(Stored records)
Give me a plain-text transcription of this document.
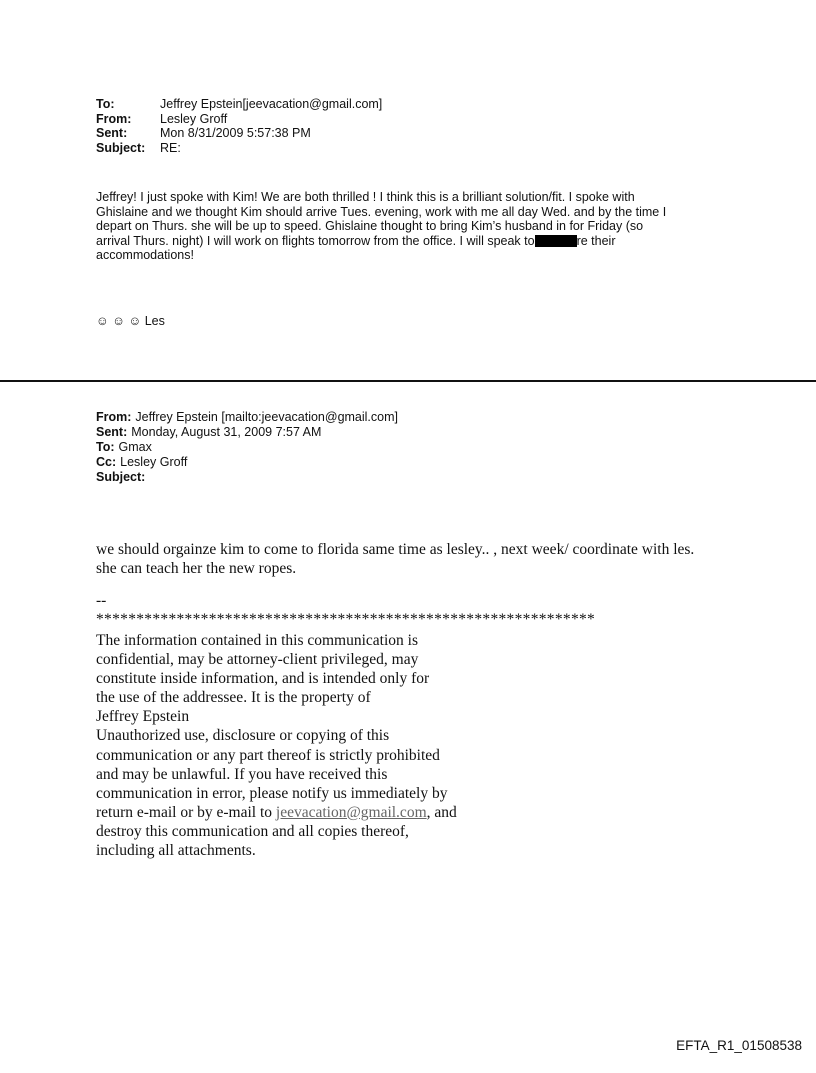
To:	Jeffrey Epstein[jeevacation@gmail.com]
From:	Lesley Groff
Sent:	Mon 8/31/2009 5:57:38 PM
Subject:	RE:

Jeffrey! I just spoke with Kim! We are both thrilled ! I think this is a brilliant solution/fit. I spoke with

Ghislaine and we thought Kim should arrive Tues. evening, work with me all day Wed. and by the time I

depart on Thurs. she will be up to speed. Ghislaine thought to bring Kim’s husband in for Friday (so

arrival Thurs. night) I will work on flights tomorrow from the office. I will speak to	re their

accommodations!

☺ ☺ ☺ Les
From: Jeffrey Epstein [mailto:jeevacation@gmail.com]
Sent: Monday, August 31, 2009 7:57 AM
To: Gmax
Cc: Lesley Groff
Subject:

we should orgainze kim to come to florida same time as lesley.. , next week/ coordinate with les.

she can teach her the new ropes.

--
**************************************************************

The information contained in this communication is

confidential, may be attorney-client privileged, may

constitute inside information, and is intended only for

the use of the addressee. It is the property of

Jeffrey Epstein

Unauthorized use, disclosure or copying of this

communication or any part thereof is strictly prohibited

and may be unlawful. If you have received this

communication in error, please notify us immediately by

return e-mail or by e-mail to jeevacation@gmail.com, and

destroy this communication and all copies thereof,

including all attachments.

EFTA_R1_01508538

* AIM *
Find the lines of the material that hold the word "Sent" and report their count alone.

* TASK OUTPUT *
2